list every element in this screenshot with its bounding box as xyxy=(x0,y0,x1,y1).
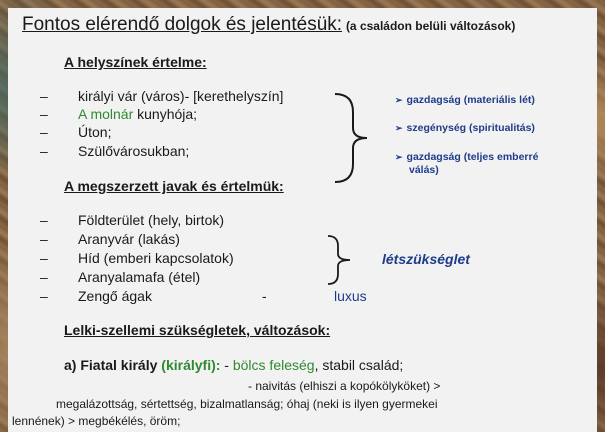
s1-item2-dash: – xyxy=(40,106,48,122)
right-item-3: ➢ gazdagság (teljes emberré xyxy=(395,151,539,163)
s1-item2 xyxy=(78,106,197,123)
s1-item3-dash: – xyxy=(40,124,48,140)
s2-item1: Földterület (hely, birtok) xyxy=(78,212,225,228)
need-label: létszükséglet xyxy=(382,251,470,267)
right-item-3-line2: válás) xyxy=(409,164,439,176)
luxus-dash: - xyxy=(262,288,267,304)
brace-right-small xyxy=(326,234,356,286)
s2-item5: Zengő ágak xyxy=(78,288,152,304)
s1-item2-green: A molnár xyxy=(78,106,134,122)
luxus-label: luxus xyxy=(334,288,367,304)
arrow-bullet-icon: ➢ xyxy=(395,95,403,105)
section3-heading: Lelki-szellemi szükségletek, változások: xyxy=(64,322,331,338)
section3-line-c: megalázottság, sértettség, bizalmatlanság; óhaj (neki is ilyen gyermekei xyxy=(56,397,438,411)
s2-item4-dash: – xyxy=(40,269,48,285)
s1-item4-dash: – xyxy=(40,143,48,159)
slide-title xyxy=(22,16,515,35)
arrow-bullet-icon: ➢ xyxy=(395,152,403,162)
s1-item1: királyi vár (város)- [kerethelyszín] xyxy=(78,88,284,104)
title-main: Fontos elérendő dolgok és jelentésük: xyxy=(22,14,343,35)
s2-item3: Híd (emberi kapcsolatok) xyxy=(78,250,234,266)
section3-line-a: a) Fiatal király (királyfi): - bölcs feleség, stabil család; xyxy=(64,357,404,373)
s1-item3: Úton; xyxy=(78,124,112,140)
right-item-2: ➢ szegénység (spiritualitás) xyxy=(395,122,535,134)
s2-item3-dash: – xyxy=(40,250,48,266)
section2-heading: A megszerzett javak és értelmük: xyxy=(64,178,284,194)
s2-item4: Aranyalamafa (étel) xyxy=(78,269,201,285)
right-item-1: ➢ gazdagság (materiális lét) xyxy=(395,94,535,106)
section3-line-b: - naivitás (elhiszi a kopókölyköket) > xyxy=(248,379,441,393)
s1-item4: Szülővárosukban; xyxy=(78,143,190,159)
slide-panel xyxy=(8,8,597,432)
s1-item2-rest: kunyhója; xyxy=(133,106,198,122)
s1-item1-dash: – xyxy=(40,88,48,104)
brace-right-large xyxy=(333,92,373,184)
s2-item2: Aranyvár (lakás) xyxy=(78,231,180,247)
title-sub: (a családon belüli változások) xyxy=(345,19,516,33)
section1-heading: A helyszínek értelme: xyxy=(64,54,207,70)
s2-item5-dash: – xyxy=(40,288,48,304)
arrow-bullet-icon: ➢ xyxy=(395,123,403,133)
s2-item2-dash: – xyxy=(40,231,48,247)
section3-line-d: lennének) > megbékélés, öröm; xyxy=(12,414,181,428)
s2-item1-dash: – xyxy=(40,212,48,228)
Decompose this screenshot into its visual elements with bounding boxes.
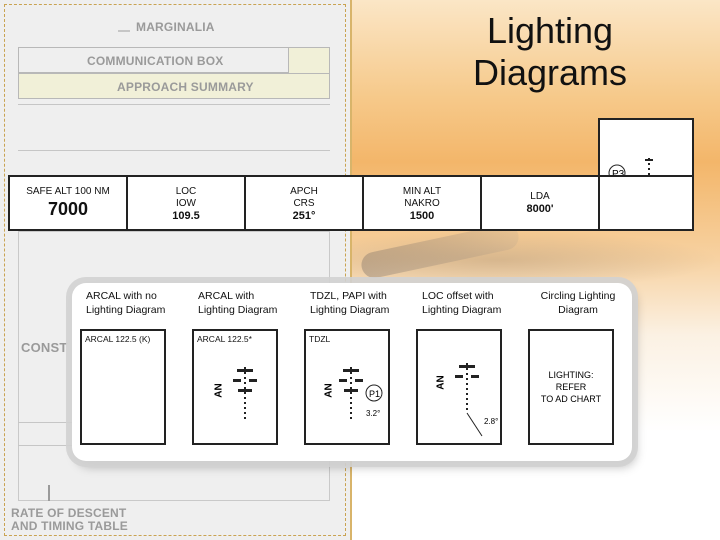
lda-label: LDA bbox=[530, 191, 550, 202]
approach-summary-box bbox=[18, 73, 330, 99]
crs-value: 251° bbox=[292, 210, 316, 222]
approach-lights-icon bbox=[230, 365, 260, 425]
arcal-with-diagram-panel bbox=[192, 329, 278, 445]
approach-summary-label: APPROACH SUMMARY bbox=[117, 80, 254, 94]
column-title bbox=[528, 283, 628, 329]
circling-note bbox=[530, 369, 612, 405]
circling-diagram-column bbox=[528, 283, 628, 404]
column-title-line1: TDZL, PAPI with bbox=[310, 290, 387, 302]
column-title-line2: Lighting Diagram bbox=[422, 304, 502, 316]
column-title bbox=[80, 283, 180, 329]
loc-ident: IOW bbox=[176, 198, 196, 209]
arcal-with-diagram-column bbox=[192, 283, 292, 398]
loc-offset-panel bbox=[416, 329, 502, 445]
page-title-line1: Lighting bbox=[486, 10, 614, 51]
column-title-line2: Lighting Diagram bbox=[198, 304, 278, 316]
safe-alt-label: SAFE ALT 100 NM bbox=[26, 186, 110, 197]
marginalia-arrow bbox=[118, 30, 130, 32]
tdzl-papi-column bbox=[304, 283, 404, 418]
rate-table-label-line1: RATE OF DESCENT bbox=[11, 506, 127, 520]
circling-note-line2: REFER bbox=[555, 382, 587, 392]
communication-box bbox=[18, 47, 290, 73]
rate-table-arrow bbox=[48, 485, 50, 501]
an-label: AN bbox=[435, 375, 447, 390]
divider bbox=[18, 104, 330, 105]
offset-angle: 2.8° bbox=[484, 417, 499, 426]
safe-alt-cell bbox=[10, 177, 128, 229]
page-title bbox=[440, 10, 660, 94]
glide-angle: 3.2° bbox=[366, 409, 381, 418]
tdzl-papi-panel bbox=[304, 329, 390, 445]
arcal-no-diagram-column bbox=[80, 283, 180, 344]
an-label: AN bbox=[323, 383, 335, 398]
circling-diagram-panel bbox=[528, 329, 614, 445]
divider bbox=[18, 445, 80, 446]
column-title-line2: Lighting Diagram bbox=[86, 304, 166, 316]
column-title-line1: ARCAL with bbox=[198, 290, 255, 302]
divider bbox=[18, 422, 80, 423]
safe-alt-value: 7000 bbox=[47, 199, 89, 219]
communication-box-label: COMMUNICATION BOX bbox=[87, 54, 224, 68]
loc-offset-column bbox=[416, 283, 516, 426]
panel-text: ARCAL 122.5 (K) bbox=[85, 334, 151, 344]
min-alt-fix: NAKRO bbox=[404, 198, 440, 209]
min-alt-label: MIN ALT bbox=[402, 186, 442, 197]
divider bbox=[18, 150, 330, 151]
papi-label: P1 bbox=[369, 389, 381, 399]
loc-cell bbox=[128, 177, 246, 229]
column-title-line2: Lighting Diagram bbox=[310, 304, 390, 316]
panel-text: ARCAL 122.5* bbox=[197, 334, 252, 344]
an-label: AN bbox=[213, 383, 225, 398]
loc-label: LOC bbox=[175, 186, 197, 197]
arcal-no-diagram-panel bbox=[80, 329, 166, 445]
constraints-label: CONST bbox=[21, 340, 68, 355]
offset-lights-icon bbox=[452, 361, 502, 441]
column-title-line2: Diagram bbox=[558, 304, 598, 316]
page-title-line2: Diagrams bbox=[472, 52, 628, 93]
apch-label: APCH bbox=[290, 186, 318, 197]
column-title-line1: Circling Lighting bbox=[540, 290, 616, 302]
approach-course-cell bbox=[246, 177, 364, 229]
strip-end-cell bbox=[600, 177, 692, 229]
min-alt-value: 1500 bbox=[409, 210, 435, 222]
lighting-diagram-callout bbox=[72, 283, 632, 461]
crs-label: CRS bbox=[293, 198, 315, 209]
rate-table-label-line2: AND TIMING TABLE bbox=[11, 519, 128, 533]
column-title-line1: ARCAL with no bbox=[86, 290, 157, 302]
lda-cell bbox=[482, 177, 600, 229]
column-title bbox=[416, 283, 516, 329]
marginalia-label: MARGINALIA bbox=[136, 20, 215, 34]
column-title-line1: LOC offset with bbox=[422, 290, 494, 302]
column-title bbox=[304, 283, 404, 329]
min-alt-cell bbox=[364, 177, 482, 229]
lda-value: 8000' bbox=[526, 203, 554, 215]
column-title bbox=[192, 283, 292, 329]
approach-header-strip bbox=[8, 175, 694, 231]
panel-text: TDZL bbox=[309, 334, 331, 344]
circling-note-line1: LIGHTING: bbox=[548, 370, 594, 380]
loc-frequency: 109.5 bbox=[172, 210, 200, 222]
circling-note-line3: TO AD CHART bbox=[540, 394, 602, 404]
───
> _What to work on_:
How many lines of the data contain the string "marginalia"? Match case, and reply with the number alone.

> _Full response_:
2